Bernard Bruneteau, Professeur de science politique à l'université de Rennes 1 et spécialiste de l'idée européenne, vient de publier "Combattre l'Europe de Lénine à Marine Le Pen" (CNRS). Nous avons souhaité faire un tour d'horizon avec lui sur différentes questions dans l'optique des prochaines élections européennes.
L’euroscepticisme est une notion en vogue dans les médias et le monde politique. Vous notez cependant dans votre livre que ce terme est vivement critiqué en sciences sociales. Pouvez-vous nous expliquer pourquoi ?
Il ne faut pas les exagérer car des chercheurs la considèrent opérationnelle à condition d'établir des variantes et gradations : euroscepticisme hard et soft chez Paul Taggart, euroscepticisme de nature utilitariste, politique, identitaire pour Cécile Leconte.
Vous rapportez dans votre ouvrage qu’on observe une corrélation entre le rejet de la politique et le rejet de l’UE. Pouvez-vous nous en dire plus ?
Les études d'opinion montrent en effet cette corrélation : le rejet de l'UE prolonge le rejet des partis, du parlement, de la politique, des élites dans les cadres nationaux. On peut comprendre ce glissement dans la mesure où la politique de l'UE est jugée incompréhensible, lointaine, élitaire. Cela peut apparaître contradictoire avec l'accusation portée contre la nature non-élective de certaines institutions européennes (Commission, Cour de justice), considérées justement comme pas assez « politiques ».
Vous dites dans votre livre que « sans nier la validité » de certains constats sur les lacunes démocratiques de l’UE, le « soupçon porté sur l’esprit démocratique de l’Europe est injuste ». Pouvez-vous nous en dire plus ?
L 'accusation de « déficit démocratique » pointe surtout l'Europe de la méthode Monnet, « technocratique » des années 50/70. Cette accusation apparaît injuste au regard des efforts et progrès de démocratisation des institutions depuis les années 1980 : ascension du Parlement européen jusqu'à la co-législation, référendums, citoyenneté et médiateur européens, comité des régions, charte des droits fondamentaux, initiative citoyenne européenne... Mais cette accusation doit se comprendre au regard de l'opposition souvent faite entre deux principes démocratiques : celui fondé sur la souveraineté et la participation réelle du peuple en majesté et celui – libéral - fondé sur la fragmentation des pouvoirs, la négociation avec les groupes de la société civile et la norme surplombante du droit.

Données sources:

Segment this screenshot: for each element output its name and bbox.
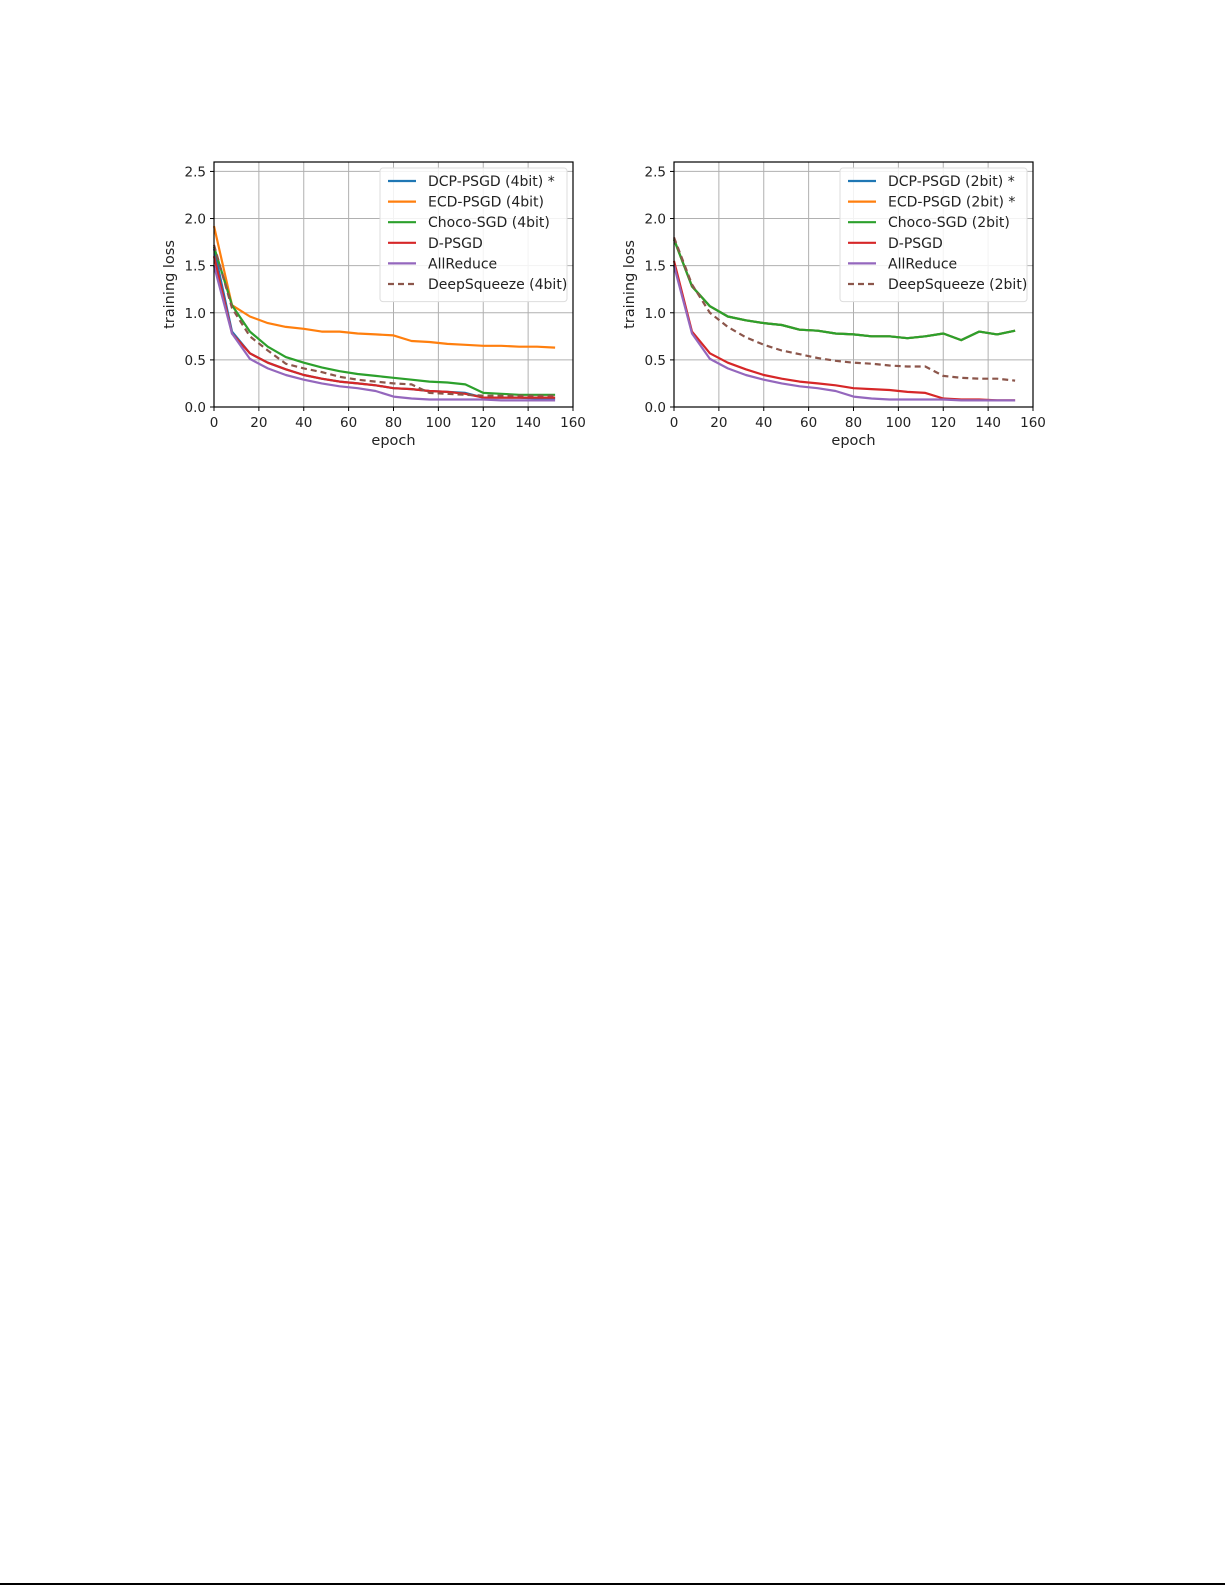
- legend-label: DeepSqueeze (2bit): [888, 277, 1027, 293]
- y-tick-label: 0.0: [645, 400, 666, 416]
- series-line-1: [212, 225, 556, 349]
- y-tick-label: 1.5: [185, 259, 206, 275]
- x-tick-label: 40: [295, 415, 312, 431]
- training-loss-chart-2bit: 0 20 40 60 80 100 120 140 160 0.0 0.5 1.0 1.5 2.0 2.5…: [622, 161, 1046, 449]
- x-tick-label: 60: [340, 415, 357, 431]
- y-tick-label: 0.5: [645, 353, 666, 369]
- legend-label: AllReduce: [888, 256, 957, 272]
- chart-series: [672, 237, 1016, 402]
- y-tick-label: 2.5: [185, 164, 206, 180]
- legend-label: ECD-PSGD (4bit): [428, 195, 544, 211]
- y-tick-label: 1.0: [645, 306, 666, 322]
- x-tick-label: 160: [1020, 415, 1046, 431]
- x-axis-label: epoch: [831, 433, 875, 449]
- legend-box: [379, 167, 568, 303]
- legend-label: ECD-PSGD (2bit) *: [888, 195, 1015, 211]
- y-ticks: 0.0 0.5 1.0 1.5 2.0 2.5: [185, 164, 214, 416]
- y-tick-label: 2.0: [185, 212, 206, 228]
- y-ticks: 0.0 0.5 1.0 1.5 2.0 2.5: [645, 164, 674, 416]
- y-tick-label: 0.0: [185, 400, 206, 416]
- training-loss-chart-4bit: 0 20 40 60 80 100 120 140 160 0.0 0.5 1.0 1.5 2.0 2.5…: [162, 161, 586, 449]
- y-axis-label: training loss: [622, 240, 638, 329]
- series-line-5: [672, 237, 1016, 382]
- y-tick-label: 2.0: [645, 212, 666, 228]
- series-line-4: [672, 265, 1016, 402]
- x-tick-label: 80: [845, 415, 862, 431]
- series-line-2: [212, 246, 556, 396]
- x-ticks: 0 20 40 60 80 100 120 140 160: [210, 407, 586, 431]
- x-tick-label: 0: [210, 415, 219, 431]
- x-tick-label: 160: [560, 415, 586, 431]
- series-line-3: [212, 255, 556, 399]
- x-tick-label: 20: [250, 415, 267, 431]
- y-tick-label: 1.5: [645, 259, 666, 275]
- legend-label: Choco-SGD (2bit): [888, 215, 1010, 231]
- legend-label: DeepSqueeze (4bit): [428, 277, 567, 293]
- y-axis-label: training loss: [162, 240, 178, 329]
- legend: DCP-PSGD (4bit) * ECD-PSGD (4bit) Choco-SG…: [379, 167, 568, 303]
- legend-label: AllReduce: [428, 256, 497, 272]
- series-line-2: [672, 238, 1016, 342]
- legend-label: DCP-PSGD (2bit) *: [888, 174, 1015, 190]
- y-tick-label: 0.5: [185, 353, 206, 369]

TRAVAIL DEMANDÉ:
1. Répondez aux questions suivantes à partir de l'entretien.
(a) Dans quelle université Bernard Bruneteau est-il professeur de science politique ?
(b) Quels deux chercheurs sont cités pour avoir établi des variantes de l'euroscepticisme ?
(c) Quelles institutions européennes sont mentionnées pour leur nature non élective ?
2. Traduisez en anglais cette phrase de l'entretien : « Les études d'opinion montrent en effet cette corrélation : le rejet de l'UE prolonge le rejet des partis, du parlement, de la politique, des élites dans les cadres nationaux. »
3. Recopiez le passage de l'entretien qui va de « L’euroscepticisme est une » jusqu'à « l’UE. Pouvez-vous nous en dire plus ? », en substituant « spécialistes » à « chercheurs ».

CORRIGÉ PAR CONSIGNE:
1.
(a) À l'université de Rennes 1.
(b) Paul Taggart et Cécile Leconte.
(c) La Commission et la Cour de justice.

2. Opinion studies do indeed show this correlation: rejection of the EU extends the rejection of parties, of parliament, of politics, of elites within national settings.

3.
L’euroscepticisme est une notion en vogue dans les médias et le monde politique. Vous notez cependant dans votre livre que ce terme est vivement critiqué en sciences sociales. Pouvez-vous nous expliquer pourquoi ?
Il ne faut pas les exagérer car des spécialistes la considèrent opérationnelle à condition d'établir des variantes et gradations : euroscepticisme hard et soft chez Paul Taggart, euroscepticisme de nature utilitariste, politique, identitaire pour Cécile Leconte.
Vous rapportez dans votre ouvrage qu’on observe une corrélation entre le rejet de la politique et le rejet de l’UE. Pouvez-vous nous en dire plus ?